*Directions for this task*: Determine the number of lines that contain the word "CURRENT", then state that number and nothing more.

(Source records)
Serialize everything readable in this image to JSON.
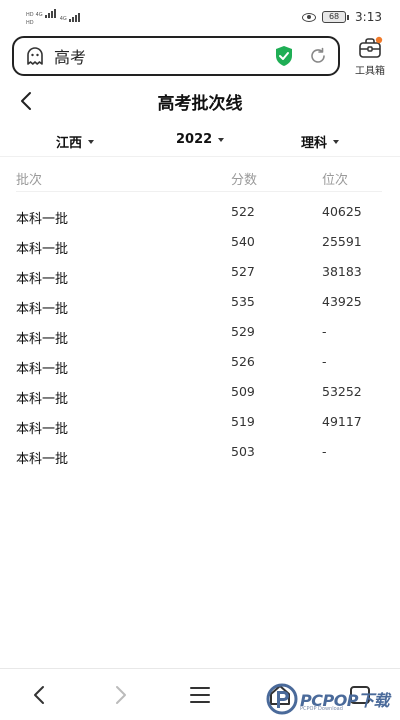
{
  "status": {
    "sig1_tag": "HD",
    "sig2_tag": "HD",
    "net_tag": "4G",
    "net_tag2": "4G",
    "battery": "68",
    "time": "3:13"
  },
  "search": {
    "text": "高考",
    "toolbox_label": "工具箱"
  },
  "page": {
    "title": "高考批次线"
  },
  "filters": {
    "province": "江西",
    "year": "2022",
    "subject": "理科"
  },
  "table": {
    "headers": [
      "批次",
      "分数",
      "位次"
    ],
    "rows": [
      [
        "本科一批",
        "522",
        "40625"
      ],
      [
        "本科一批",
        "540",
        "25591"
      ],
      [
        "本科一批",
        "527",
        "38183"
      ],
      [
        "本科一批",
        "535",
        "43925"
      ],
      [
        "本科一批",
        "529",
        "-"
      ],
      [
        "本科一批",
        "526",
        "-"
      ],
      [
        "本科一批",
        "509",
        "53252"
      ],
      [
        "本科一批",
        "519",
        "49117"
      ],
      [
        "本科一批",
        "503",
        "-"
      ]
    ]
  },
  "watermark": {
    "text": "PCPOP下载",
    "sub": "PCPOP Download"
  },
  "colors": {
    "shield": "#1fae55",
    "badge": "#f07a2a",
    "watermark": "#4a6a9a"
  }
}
...
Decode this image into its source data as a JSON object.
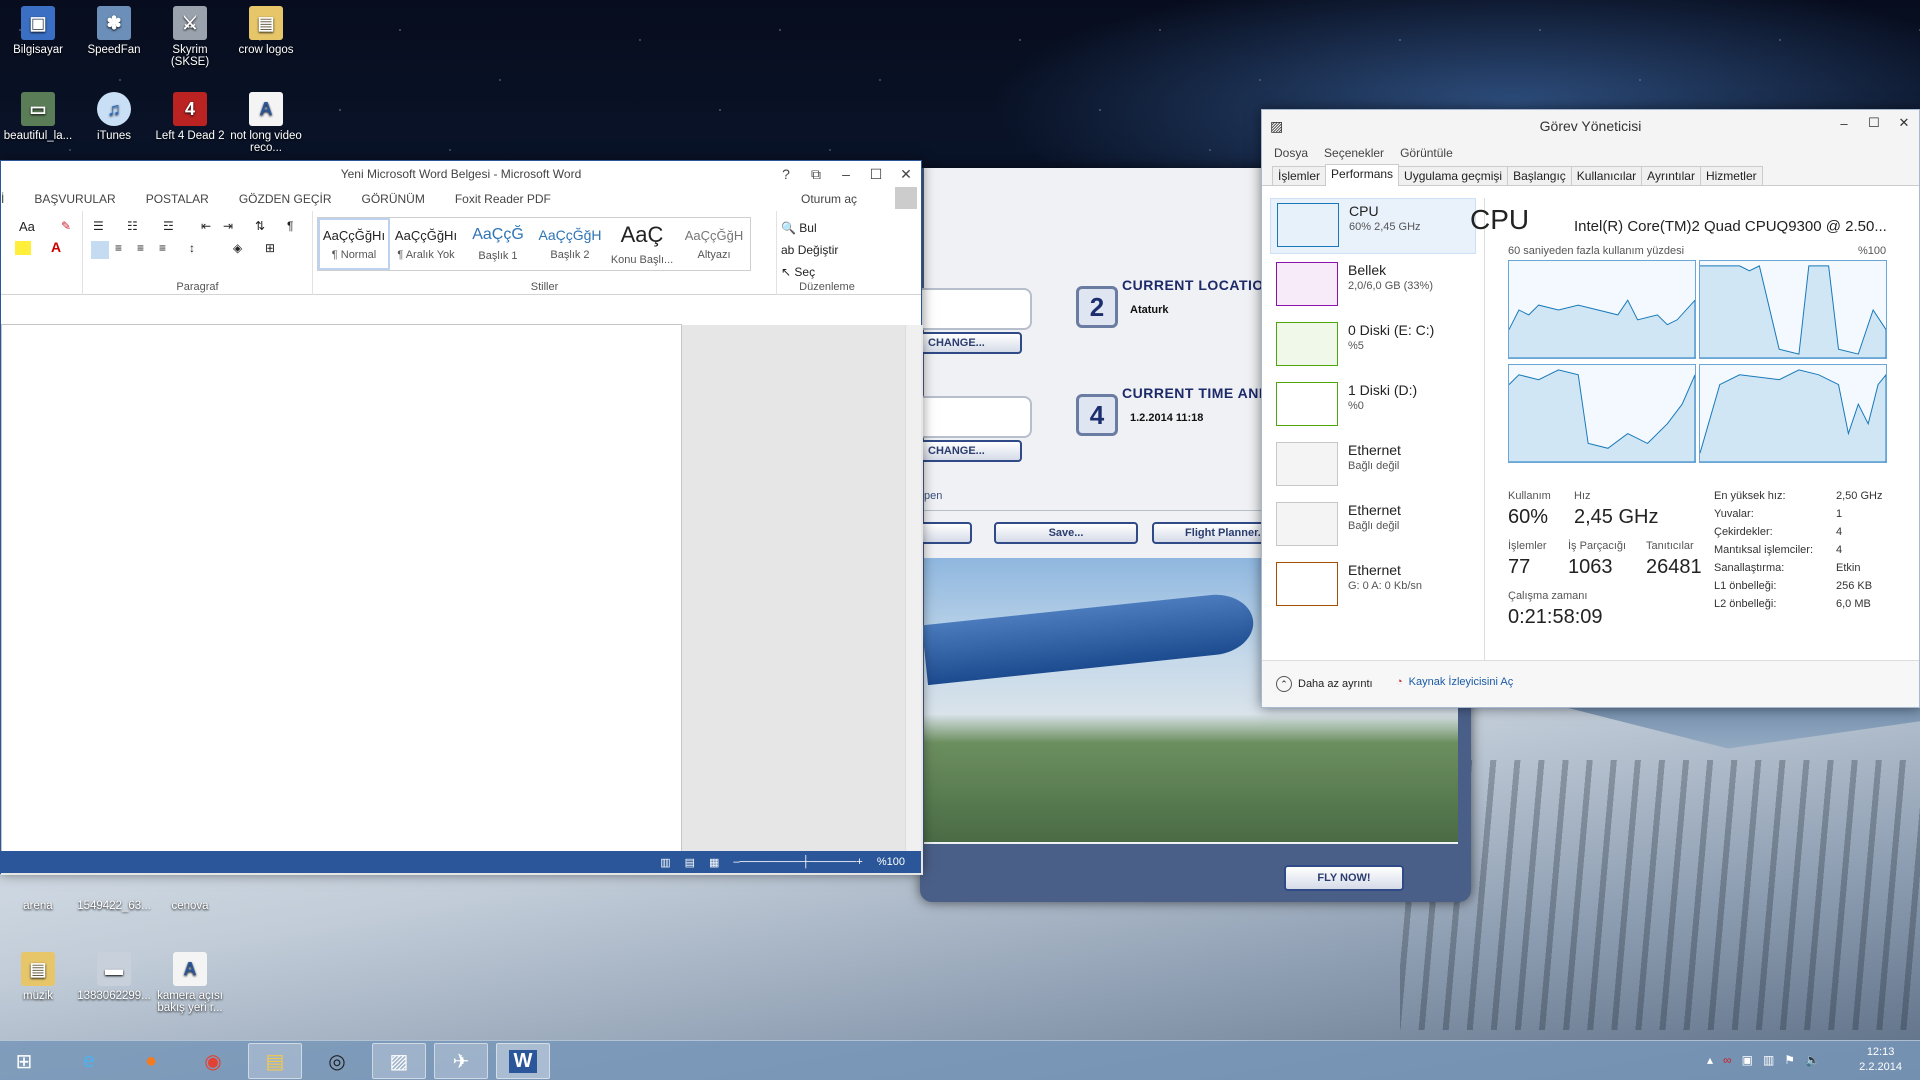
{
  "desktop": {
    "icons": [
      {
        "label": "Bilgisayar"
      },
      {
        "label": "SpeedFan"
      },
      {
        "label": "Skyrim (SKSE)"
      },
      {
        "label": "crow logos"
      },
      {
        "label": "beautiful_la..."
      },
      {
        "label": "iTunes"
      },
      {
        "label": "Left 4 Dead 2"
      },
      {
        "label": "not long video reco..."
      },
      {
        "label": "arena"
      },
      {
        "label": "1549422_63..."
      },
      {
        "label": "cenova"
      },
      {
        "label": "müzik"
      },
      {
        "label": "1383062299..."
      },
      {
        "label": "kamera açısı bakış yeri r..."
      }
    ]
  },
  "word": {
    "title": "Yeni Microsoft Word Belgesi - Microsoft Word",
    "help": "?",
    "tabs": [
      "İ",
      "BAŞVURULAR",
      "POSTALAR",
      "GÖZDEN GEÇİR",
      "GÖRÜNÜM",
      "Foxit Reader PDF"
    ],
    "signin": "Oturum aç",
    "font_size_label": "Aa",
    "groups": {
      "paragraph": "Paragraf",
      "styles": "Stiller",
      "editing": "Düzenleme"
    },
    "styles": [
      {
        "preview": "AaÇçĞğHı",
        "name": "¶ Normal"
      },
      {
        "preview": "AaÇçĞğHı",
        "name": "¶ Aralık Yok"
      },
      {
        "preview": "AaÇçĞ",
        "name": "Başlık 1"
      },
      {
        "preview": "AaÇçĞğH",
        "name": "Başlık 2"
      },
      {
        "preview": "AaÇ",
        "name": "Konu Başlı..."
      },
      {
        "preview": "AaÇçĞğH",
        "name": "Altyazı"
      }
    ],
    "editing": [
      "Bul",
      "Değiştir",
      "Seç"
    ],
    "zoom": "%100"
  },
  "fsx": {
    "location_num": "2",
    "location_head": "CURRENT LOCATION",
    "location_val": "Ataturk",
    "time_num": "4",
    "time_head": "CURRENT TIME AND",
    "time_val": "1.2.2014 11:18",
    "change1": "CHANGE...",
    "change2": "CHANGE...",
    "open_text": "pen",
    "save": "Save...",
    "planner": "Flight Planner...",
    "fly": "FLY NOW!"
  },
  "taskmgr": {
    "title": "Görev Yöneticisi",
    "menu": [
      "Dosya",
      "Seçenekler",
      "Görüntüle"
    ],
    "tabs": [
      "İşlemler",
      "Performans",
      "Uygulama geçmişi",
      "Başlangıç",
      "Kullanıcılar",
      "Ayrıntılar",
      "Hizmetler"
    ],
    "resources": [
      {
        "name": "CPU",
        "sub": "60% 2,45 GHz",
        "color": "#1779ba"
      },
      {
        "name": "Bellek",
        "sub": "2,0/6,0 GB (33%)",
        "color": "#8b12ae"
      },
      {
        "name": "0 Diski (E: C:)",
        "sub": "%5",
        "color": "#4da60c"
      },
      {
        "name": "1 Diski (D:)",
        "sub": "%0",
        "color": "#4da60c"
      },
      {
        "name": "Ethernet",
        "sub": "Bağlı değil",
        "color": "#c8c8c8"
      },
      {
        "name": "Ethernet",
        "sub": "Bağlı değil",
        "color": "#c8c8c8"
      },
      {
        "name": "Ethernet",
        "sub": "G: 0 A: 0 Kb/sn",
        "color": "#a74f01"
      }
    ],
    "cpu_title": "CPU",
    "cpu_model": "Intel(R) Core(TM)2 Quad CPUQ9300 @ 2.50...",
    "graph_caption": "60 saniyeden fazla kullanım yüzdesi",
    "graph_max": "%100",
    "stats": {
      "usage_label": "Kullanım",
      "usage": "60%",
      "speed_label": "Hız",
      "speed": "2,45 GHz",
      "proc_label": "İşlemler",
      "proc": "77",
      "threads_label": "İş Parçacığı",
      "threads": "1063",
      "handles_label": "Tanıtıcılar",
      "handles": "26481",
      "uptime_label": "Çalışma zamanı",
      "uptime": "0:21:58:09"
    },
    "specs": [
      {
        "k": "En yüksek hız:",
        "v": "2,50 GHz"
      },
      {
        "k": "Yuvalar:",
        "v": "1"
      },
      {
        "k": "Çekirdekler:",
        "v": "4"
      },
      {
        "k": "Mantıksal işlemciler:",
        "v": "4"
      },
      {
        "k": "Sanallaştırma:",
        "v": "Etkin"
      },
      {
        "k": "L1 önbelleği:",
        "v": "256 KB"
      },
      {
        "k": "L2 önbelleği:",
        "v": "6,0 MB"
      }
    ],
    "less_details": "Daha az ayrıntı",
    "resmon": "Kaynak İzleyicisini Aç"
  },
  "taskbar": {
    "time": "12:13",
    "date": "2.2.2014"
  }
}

*Exercise result*: 2